##### Dataset extract
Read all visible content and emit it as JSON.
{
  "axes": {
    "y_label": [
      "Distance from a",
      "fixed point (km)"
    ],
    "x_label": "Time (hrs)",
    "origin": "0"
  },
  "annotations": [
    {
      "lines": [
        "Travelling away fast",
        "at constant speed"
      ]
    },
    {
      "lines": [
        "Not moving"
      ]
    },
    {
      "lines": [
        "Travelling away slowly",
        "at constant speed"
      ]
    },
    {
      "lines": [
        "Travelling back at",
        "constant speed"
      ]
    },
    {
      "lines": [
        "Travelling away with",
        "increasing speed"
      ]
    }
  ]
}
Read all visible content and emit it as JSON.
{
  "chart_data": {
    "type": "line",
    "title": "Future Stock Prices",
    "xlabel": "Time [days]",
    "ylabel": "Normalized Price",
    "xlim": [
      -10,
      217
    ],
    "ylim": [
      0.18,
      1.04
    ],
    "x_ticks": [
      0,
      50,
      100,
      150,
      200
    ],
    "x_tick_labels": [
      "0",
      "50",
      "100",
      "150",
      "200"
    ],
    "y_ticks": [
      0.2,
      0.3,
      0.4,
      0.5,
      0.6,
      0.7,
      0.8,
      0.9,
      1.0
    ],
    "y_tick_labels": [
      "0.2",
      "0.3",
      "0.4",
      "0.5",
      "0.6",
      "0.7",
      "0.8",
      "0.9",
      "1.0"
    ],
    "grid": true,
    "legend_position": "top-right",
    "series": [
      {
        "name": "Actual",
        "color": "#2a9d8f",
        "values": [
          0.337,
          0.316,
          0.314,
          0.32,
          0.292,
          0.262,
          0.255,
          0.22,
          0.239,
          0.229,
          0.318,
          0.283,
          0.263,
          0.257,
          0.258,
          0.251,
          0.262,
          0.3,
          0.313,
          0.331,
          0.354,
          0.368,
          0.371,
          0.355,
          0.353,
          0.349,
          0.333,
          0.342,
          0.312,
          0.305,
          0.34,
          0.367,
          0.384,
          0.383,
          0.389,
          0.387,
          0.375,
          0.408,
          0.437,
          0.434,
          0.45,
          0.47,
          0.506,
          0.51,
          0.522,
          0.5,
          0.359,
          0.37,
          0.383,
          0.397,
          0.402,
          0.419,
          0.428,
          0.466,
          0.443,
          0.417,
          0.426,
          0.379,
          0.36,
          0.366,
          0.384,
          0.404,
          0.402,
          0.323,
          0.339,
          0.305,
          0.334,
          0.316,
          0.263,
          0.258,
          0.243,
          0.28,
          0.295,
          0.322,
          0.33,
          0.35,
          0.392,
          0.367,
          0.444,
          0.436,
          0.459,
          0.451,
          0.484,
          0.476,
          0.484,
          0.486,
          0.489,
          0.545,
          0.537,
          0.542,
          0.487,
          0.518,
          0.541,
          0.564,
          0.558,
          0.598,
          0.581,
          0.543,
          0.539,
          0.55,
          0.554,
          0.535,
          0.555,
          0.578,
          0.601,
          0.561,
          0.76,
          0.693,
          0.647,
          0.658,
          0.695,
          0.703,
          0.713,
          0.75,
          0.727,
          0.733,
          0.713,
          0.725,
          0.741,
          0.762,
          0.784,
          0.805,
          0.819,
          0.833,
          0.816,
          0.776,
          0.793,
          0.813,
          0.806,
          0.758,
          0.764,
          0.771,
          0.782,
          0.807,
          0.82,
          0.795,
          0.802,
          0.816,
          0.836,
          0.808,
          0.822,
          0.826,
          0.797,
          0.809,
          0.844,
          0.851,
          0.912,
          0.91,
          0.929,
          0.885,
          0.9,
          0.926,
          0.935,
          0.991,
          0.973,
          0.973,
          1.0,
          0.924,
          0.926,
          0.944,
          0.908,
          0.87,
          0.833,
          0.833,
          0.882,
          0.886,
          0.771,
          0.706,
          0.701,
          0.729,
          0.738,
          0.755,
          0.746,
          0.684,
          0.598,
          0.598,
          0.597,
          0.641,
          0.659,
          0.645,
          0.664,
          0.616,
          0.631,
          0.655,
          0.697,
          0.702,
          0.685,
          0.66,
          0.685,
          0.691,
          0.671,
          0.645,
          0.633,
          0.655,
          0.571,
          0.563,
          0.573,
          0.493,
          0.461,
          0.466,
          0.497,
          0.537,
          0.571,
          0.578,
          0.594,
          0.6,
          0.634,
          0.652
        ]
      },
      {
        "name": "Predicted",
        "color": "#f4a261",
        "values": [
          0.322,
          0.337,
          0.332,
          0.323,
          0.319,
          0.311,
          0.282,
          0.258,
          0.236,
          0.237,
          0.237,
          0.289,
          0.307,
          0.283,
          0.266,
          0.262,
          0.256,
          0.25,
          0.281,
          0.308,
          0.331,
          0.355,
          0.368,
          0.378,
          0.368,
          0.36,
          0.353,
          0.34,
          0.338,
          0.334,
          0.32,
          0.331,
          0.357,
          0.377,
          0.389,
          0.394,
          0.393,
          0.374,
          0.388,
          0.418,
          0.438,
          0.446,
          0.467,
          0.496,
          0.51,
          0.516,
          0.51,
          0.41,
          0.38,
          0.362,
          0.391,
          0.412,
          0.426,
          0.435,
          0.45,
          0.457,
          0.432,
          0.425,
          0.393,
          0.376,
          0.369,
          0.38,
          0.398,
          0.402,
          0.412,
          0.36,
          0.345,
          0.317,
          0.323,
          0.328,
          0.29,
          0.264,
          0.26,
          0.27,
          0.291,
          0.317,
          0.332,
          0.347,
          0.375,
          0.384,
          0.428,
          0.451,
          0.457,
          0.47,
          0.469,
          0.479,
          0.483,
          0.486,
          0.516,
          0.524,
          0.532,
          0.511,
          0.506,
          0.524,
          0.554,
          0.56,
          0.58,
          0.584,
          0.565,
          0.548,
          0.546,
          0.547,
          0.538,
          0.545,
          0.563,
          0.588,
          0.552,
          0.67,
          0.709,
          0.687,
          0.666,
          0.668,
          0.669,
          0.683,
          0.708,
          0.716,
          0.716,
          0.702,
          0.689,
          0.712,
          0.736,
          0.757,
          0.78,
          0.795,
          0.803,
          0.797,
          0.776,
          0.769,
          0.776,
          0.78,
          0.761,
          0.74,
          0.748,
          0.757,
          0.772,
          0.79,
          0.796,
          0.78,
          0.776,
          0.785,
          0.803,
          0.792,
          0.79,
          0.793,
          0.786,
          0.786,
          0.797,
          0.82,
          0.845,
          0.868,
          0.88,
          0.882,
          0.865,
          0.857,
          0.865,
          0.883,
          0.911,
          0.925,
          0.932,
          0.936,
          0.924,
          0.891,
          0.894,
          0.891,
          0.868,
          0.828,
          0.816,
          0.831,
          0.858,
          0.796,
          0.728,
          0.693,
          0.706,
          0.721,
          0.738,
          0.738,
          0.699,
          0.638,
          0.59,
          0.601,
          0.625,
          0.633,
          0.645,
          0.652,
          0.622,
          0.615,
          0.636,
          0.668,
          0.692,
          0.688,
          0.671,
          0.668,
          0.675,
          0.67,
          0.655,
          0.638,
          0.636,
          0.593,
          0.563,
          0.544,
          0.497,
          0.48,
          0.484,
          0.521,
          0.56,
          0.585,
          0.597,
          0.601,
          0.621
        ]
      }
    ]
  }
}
##########
Return every line of the material exactly.

| Exercise result |
Read all visible content and emit it as JSON.
{
  "axes": {
    "y_label": [
      "Distance from a",
      "fixed point (km)"
    ],
    "x_label": "Time (hrs)",
    "origin": "0"
  },
  "annotations": [
    {
      "lines": [
        "Travelling away fast",
        "at constant speed"
      ]
    },
    {
      "lines": [
        "Not moving"
      ]
    },
    {
      "lines": [
        "Travelling away slowly",
        "at constant speed"
      ]
    },
    {
      "lines": [
        "Travelling back at",
        "constant speed"
      ]
    },
    {
      "lines": [
        "Travelling away with",
        "increasing speed"
      ]
    }
  ]
}
Read all visible content and emit it as JSON.
{
  "chart_data": {
    "type": "line",
    "title": "Future Stock Prices",
    "xlabel": "Time [days]",
    "ylabel": "Normalized Price",
    "xlim": [
      -10,
      217
    ],
    "ylim": [
      0.18,
      1.04
    ],
    "x_ticks": [
      0,
      50,
      100,
      150,
      200
    ],
    "x_tick_labels": [
      "0",
      "50",
      "100",
      "150",
      "200"
    ],
    "y_ticks": [
      0.2,
      0.3,
      0.4,
      0.5,
      0.6,
      0.7,
      0.8,
      0.9,
      1.0
    ],
    "y_tick_labels": [
      "0.2",
      "0.3",
      "0.4",
      "0.5",
      "0.6",
      "0.7",
      "0.8",
      "0.9",
      "1.0"
    ],
    "grid": true,
    "legend_position": "top-right",
    "series": [
      {
        "name": "Actual",
        "color": "#2a9d8f",
        "values": [
          0.337,
          0.316,
          0.314,
          0.32,
          0.292,
          0.262,
          0.255,
          0.22,
          0.239,
          0.229,
          0.318,
          0.283,
          0.263,
          0.257,
          0.258,
          0.251,
          0.262,
          0.3,
          0.313,
          0.331,
          0.354,
          0.368,
          0.371,
          0.355,
          0.353,
          0.349,
          0.333,
          0.342,
          0.312,
          0.305,
          0.34,
          0.367,
          0.384,
          0.383,
          0.389,
          0.387,
          0.375,
          0.408,
          0.437,
          0.434,
          0.45,
          0.47,
          0.506,
          0.51,
          0.522,
          0.5,
          0.359,
          0.37,
          0.383,
          0.397,
          0.402,
          0.419,
          0.428,
          0.466,
          0.443,
          0.417,
          0.426,
          0.379,
          0.36,
          0.366,
          0.384,
          0.404,
          0.402,
          0.323,
          0.339,
          0.305,
          0.334,
          0.316,
          0.263,
          0.258,
          0.243,
          0.28,
          0.295,
          0.322,
          0.33,
          0.35,
          0.392,
          0.367,
          0.444,
          0.436,
          0.459,
          0.451,
          0.484,
          0.476,
          0.484,
          0.486,
          0.489,
          0.545,
          0.537,
          0.542,
          0.487,
          0.518,
          0.541,
          0.564,
          0.558,
          0.598,
          0.581,
          0.543,
          0.539,
          0.55,
          0.554,
          0.535,
          0.555,
          0.578,
          0.601,
          0.561,
          0.76,
          0.693,
          0.647,
          0.658,
          0.695,
          0.703,
          0.713,
          0.75,
          0.727,
          0.733,
          0.713,
          0.725,
          0.741,
          0.762,
          0.784,
          0.805,
          0.819,
          0.833,
          0.816,
          0.776,
          0.793,
          0.813,
          0.806,
          0.758,
          0.764,
          0.771,
          0.782,
          0.807,
          0.82,
          0.795,
          0.802,
          0.816,
          0.836,
          0.808,
          0.822,
          0.826,
          0.797,
          0.809,
          0.844,
          0.851,
          0.912,
          0.91,
          0.929,
          0.885,
          0.9,
          0.926,
          0.935,
          0.991,
          0.973,
          0.973,
          1.0,
          0.924,
          0.926,
          0.944,
          0.908,
          0.87,
          0.833,
          0.833,
          0.882,
          0.886,
          0.771,
          0.706,
          0.701,
          0.729,
          0.738,
          0.755,
          0.746,
          0.684,
          0.598,
          0.598,
          0.597,
          0.641,
          0.659,
          0.645,
          0.664,
          0.616,
          0.631,
          0.655,
          0.697,
          0.702,
          0.685,
          0.66,
          0.685,
          0.691,
          0.671,
          0.645,
          0.633,
          0.655,
          0.571,
          0.563,
          0.573,
          0.493,
          0.461,
          0.466,
          0.497,
          0.537,
          0.571,
          0.578,
          0.594,
          0.6,
          0.634,
          0.652
        ]
      },
      {
        "name": "Predicted",
        "color": "#f4a261",
        "values": [
          0.322,
          0.337,
          0.332,
          0.323,
          0.319,
          0.311,
          0.282,
          0.258,
          0.236,
          0.237,
          0.237,
          0.289,
          0.307,
          0.283,
          0.266,
          0.262,
          0.256,
          0.25,
          0.281,
          0.308,
          0.331,
          0.355,
          0.368,
          0.378,
          0.368,
          0.36,
          0.353,
          0.34,
          0.338,
          0.334,
          0.32,
          0.331,
          0.357,
          0.377,
          0.389,
          0.394,
          0.393,
          0.374,
          0.388,
          0.418,
          0.438,
          0.446,
          0.467,
          0.496,
          0.51,
          0.516,
          0.51,
          0.41,
          0.38,
          0.362,
          0.391,
          0.412,
          0.426,
          0.435,
          0.45,
          0.457,
          0.432,
          0.425,
          0.393,
          0.376,
          0.369,
          0.38,
          0.398,
          0.402,
          0.412,
          0.36,
          0.345,
          0.317,
          0.323,
          0.328,
          0.29,
          0.264,
          0.26,
          0.27,
          0.291,
          0.317,
          0.332,
          0.347,
          0.375,
          0.384,
          0.428,
          0.451,
          0.457,
          0.47,
          0.469,
          0.479,
          0.483,
          0.486,
          0.516,
          0.524,
          0.532,
          0.511,
          0.506,
          0.524,
          0.554,
          0.56,
          0.58,
          0.584,
          0.565,
          0.548,
          0.546,
          0.547,
          0.538,
          0.545,
          0.563,
          0.588,
          0.552,
          0.67,
          0.709,
          0.687,
          0.666,
          0.668,
          0.669,
          0.683,
          0.708,
          0.716,
          0.716,
          0.702,
          0.689,
          0.712,
          0.736,
          0.757,
          0.78,
          0.795,
          0.803,
          0.797,
          0.776,
          0.769,
          0.776,
          0.78,
          0.761,
          0.74,
          0.748,
          0.757,
          0.772,
          0.79,
          0.796,
          0.78,
          0.776,
          0.785,
          0.803,
          0.792,
          0.79,
          0.793,
          0.786,
          0.786,
          0.797,
          0.82,
          0.845,
          0.868,
          0.88,
          0.882,
          0.865,
          0.857,
          0.865,
          0.883,
          0.911,
          0.925,
          0.932,
          0.936,
          0.924,
          0.891,
          0.894,
          0.891,
          0.868,
          0.828,
          0.816,
          0.831,
          0.858,
          0.796,
          0.728,
          0.693,
          0.706,
          0.721,
          0.738,
          0.738,
          0.699,
          0.638,
          0.59,
          0.601,
          0.625,
          0.633,
          0.645,
          0.652,
          0.622,
          0.615,
          0.636,
          0.668,
          0.692,
          0.688,
          0.671,
          0.668,
          0.675,
          0.67,
          0.655,
          0.638,
          0.636,
          0.593,
          0.563,
          0.544,
          0.497,
          0.48,
          0.484,
          0.521,
          0.56,
          0.585,
          0.597,
          0.601,
          0.621
        ]
      }
    ]
  }
}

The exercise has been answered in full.